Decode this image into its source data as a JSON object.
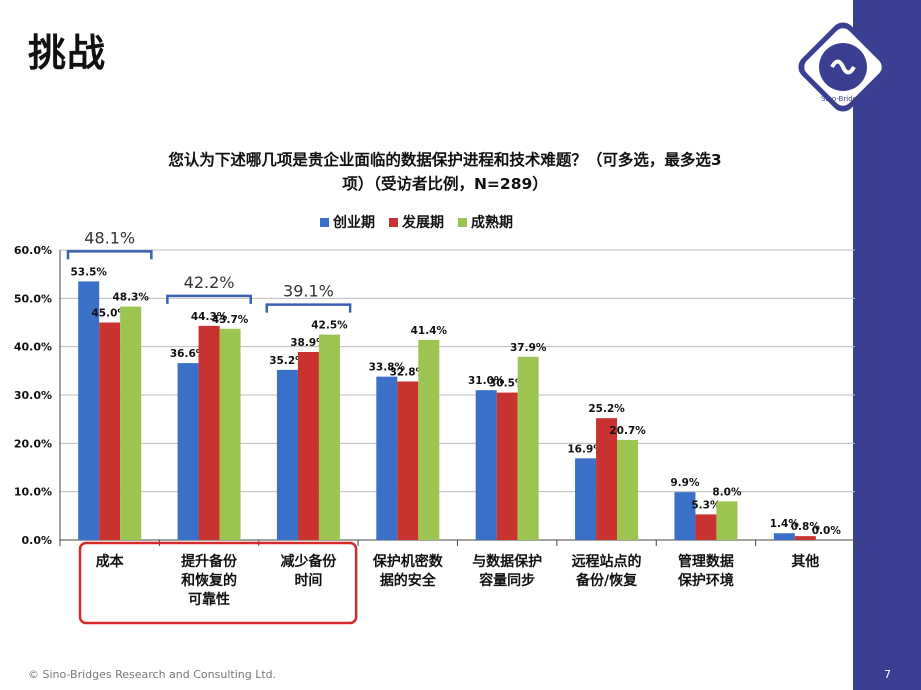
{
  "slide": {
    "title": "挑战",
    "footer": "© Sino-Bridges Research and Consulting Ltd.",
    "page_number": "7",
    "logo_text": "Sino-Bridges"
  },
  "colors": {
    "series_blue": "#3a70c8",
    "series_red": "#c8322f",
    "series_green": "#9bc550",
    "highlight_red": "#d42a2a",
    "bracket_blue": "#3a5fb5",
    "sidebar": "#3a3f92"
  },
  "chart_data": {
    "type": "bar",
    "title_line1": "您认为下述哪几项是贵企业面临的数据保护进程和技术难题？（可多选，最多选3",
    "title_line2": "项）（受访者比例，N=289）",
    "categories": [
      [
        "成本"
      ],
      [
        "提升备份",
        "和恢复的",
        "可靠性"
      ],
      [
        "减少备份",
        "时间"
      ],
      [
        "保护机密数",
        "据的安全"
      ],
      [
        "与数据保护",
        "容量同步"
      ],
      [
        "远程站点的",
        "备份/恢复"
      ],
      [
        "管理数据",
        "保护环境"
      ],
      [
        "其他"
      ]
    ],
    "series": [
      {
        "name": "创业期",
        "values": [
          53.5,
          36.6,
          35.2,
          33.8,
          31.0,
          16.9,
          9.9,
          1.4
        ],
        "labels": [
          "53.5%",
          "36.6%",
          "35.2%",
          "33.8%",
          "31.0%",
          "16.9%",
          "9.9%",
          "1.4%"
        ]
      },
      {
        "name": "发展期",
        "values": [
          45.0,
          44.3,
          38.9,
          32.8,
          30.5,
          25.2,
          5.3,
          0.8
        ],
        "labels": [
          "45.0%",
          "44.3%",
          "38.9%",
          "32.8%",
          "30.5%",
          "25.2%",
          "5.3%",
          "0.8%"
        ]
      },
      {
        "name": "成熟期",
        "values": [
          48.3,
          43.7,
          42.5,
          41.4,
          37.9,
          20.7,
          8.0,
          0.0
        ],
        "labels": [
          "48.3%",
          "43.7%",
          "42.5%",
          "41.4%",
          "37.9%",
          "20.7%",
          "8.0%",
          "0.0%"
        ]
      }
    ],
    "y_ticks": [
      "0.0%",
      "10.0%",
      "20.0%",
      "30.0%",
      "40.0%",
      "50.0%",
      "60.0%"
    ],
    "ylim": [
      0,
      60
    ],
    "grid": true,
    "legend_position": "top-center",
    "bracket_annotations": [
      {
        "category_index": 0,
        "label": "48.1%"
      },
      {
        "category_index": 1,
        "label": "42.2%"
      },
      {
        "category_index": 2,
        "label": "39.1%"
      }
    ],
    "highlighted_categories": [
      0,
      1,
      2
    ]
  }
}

◇ ◇ ◇ ◇ ◇

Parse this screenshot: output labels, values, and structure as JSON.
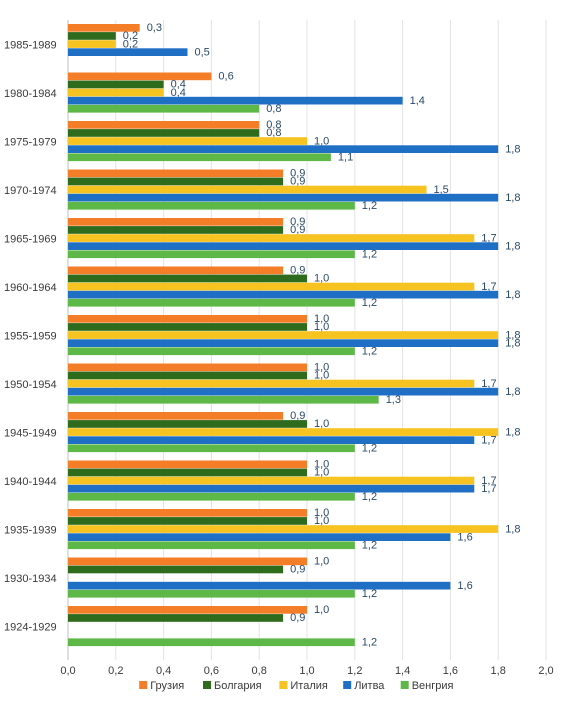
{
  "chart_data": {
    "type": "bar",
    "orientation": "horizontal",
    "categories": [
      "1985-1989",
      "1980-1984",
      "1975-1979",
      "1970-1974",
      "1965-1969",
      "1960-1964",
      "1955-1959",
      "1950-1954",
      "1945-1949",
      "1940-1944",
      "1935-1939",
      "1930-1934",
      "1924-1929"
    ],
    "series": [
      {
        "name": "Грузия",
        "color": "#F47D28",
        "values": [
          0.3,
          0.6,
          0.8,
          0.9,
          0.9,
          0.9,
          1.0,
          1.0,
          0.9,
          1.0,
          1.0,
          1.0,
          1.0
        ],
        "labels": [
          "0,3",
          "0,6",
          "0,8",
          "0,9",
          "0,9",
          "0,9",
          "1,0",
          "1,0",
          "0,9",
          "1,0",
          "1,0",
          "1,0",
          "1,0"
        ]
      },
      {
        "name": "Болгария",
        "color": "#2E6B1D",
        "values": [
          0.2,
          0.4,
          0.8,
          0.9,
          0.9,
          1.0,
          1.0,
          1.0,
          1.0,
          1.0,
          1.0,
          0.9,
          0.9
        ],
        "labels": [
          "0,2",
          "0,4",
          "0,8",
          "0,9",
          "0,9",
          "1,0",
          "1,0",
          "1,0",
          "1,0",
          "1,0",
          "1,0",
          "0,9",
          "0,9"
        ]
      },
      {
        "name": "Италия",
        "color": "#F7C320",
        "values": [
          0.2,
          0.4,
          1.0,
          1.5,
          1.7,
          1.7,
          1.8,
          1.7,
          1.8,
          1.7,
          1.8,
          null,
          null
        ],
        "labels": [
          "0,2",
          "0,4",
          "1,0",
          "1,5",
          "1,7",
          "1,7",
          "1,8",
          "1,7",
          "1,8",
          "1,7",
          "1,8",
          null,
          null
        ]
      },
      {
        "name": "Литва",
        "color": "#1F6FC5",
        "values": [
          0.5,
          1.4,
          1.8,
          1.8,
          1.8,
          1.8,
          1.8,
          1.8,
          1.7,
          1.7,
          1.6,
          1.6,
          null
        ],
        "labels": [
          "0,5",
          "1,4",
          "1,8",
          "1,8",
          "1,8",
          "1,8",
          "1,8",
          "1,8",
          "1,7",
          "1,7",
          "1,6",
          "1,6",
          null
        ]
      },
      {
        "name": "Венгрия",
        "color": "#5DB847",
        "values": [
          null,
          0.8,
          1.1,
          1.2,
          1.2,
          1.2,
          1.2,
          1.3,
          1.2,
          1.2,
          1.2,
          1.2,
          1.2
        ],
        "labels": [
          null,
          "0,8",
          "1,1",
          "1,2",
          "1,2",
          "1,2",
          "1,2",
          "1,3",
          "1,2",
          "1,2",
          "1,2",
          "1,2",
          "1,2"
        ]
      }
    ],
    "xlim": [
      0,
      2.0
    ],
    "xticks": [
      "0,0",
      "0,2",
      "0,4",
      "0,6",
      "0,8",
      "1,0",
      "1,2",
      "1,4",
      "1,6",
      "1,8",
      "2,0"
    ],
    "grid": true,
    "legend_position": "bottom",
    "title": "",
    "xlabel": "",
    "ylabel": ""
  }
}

◇ ◇ ◇ ◇ ◇

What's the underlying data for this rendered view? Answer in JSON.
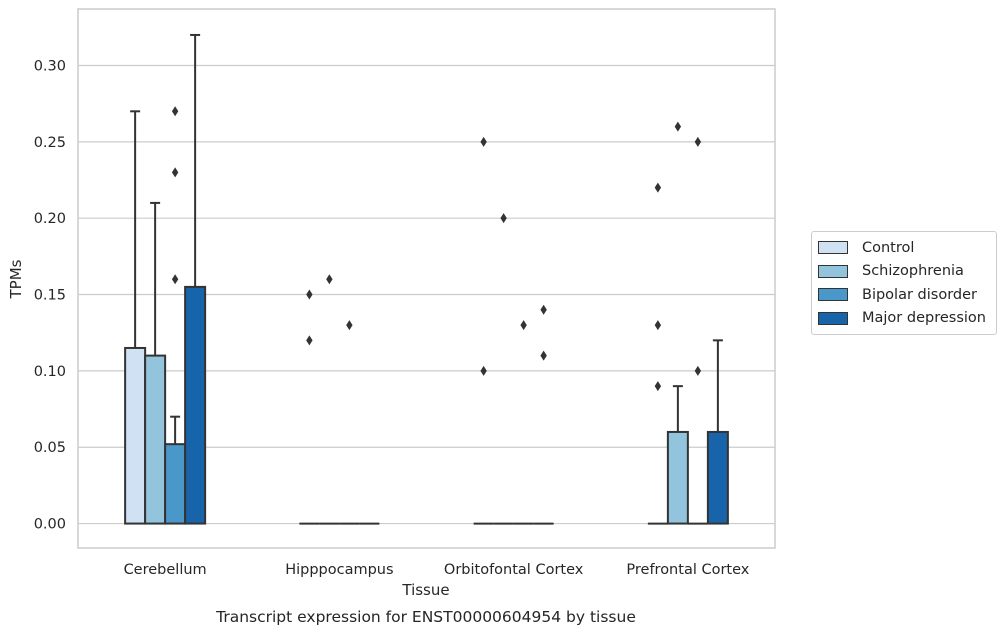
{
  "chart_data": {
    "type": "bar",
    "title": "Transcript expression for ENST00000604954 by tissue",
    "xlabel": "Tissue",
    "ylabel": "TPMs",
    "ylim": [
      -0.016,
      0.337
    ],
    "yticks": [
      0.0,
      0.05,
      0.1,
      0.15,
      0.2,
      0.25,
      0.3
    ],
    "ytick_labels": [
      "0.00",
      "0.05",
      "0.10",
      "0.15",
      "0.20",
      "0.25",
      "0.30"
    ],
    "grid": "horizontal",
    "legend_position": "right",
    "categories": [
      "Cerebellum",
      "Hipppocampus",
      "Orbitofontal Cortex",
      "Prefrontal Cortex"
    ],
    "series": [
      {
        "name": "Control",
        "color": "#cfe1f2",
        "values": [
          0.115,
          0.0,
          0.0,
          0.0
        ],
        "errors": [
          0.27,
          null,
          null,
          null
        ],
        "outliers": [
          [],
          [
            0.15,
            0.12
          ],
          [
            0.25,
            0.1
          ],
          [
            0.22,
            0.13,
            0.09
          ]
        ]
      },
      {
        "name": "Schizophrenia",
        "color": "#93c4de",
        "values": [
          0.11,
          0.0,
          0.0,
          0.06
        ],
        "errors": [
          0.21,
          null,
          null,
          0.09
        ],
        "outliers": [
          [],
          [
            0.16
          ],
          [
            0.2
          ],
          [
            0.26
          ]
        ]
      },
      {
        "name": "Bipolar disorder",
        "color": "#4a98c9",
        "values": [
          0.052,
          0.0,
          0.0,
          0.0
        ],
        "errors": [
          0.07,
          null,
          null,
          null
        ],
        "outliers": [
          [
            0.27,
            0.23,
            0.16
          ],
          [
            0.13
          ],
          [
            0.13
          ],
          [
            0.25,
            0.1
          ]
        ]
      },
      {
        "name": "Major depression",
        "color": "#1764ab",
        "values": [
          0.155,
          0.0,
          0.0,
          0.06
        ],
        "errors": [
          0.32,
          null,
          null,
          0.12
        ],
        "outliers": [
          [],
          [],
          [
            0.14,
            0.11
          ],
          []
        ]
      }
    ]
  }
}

◇ ◇ ◇ ◇ ◇

## WORK INSTRUCTIONS
Using the listing, collect all lines in which the string "this" is found.

## COMPLETED TASK
Decode this image into its source data as a JSON object.
Parse this screenshot: output labels, values, and structure as JSON.
What's the underlying data for this rendered view? Answer in JSON.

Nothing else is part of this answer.